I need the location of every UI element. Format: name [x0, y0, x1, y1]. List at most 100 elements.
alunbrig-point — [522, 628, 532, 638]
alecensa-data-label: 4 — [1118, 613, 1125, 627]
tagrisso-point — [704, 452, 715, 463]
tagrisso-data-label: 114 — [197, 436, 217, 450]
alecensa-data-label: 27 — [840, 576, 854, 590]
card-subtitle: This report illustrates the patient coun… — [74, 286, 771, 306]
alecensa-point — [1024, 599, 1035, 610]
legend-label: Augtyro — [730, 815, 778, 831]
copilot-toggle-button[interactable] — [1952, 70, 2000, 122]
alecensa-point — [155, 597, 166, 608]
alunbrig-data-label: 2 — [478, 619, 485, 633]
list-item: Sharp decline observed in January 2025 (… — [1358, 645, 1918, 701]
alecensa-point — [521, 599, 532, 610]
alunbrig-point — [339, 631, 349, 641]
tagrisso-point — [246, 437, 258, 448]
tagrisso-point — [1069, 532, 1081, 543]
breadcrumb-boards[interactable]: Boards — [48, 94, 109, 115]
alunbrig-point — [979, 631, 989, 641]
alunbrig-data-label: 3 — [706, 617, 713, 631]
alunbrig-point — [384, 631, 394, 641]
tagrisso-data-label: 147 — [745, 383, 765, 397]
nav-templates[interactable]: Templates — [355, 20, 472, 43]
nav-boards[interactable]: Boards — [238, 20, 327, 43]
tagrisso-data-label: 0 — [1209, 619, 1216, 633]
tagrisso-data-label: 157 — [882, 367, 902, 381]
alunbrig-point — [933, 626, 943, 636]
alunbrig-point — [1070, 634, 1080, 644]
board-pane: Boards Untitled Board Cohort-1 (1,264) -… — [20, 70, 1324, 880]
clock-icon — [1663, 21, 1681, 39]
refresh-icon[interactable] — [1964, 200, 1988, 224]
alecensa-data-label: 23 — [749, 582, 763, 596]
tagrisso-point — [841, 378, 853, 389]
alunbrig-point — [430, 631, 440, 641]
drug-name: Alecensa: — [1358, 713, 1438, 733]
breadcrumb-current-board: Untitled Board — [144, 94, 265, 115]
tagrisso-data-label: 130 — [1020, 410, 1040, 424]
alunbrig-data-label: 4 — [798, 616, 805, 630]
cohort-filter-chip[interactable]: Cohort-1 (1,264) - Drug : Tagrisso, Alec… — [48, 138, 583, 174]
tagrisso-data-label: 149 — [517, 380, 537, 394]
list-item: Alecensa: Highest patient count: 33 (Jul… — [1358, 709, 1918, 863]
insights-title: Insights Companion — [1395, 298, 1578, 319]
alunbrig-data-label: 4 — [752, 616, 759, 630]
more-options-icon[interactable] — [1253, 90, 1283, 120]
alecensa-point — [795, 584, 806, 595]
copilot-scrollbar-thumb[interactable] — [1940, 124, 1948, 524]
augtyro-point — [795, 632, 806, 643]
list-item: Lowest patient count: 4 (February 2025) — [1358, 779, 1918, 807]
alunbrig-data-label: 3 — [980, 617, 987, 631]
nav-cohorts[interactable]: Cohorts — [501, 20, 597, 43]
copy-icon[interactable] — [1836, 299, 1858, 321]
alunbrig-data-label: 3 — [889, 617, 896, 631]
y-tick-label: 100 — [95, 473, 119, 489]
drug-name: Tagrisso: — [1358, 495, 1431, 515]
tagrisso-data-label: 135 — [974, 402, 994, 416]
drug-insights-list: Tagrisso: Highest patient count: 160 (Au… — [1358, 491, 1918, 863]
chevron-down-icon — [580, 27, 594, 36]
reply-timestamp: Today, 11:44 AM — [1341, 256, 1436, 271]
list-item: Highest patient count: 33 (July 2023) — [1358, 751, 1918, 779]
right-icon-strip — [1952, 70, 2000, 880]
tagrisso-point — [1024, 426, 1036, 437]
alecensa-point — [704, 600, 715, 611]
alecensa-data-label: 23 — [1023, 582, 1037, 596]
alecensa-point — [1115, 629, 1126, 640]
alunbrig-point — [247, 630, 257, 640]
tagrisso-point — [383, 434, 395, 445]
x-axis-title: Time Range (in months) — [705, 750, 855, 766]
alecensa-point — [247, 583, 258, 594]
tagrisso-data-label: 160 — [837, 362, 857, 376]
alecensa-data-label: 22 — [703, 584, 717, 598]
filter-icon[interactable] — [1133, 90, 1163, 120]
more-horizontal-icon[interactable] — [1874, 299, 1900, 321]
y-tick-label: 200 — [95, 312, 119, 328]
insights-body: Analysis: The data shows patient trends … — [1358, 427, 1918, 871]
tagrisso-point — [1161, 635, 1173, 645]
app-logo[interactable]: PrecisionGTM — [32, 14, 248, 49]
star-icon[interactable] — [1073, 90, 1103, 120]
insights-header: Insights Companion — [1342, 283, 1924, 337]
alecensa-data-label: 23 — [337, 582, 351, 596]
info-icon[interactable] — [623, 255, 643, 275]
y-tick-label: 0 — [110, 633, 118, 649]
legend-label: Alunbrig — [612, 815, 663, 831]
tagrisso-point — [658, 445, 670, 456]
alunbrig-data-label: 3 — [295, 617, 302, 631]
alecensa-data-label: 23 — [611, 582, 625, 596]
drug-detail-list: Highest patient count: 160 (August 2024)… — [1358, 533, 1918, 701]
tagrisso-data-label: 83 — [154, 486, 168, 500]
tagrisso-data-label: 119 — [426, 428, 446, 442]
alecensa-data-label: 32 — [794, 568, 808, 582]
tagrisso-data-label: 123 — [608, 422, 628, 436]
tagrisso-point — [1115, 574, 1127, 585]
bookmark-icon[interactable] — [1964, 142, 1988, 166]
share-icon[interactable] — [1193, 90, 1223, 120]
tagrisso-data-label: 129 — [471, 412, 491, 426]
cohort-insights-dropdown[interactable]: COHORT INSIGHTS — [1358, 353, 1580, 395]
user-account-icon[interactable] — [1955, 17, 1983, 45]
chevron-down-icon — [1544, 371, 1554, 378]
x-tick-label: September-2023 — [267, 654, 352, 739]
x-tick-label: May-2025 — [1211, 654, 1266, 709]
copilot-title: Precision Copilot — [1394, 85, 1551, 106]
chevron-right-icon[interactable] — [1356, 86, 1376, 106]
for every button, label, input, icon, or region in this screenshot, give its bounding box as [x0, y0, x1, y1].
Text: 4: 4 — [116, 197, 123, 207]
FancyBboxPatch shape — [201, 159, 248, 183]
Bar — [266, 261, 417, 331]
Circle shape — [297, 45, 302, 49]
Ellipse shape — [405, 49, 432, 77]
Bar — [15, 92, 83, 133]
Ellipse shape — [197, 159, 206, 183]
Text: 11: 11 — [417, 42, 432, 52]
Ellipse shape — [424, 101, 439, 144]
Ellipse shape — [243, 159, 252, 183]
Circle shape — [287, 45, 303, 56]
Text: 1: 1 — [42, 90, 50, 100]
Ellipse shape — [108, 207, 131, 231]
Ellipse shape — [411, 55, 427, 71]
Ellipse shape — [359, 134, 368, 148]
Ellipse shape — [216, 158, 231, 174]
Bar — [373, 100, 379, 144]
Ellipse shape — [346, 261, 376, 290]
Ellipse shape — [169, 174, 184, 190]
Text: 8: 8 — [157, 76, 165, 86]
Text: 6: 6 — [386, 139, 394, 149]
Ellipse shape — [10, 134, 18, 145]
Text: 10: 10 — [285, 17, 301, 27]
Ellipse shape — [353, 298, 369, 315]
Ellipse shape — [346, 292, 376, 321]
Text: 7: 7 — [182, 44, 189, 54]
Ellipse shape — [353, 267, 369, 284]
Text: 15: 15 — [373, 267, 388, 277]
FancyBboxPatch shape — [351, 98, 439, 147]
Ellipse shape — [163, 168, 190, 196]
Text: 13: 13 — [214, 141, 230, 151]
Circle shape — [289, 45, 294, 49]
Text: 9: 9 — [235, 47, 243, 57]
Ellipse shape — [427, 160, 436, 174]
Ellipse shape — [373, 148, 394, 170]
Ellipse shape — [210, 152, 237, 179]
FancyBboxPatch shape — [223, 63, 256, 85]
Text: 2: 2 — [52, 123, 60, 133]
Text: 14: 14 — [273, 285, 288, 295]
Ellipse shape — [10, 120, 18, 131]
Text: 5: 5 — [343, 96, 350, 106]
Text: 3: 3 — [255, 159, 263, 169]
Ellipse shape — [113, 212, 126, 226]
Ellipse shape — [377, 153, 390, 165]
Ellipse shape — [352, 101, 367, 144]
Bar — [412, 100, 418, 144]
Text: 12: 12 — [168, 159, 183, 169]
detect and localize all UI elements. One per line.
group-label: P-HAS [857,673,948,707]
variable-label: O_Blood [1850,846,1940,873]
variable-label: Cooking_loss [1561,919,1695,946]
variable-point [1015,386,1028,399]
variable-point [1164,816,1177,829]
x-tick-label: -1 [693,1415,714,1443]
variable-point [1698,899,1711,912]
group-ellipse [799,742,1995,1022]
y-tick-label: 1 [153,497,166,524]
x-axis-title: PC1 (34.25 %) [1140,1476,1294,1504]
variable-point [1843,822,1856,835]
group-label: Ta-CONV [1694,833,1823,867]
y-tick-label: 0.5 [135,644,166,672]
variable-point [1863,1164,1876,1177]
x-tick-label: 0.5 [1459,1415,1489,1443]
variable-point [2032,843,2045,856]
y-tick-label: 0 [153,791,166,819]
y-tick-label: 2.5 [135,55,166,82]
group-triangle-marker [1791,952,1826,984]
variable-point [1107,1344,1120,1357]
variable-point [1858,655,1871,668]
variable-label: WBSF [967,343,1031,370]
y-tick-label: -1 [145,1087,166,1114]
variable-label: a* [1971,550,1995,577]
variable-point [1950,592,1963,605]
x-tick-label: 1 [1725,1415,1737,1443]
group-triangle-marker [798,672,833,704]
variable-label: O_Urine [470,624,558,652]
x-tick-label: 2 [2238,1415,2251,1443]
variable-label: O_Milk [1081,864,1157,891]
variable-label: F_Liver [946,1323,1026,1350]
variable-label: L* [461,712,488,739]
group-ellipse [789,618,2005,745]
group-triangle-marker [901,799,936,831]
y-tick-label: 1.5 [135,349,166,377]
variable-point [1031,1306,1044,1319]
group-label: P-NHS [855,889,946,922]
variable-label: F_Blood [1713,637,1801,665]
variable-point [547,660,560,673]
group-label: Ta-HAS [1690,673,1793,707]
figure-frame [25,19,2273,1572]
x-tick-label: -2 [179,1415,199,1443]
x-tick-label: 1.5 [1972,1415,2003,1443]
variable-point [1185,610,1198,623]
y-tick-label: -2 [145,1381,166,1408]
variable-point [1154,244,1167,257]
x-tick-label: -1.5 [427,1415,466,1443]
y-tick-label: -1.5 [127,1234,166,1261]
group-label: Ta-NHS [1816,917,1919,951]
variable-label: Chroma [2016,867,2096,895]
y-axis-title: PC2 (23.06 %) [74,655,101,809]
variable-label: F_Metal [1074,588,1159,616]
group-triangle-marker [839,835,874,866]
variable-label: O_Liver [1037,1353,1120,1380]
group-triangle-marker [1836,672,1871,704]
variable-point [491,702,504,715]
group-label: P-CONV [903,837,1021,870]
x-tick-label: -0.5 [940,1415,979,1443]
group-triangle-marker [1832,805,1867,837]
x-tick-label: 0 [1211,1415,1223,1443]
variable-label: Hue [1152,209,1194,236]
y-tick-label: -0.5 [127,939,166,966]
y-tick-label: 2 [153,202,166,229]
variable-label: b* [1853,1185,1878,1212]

(Exercise details): Pull out every line in the entries above that contains the string "triangle", matching case exactly.

(The response):
group-triangle-marker [1791,952,1826,984]
group-triangle-marker [798,672,833,704]
group-triangle-marker [901,799,936,831]
group-triangle-marker [839,835,874,866]
group-triangle-marker [1836,672,1871,704]
group-triangle-marker [1832,805,1867,837]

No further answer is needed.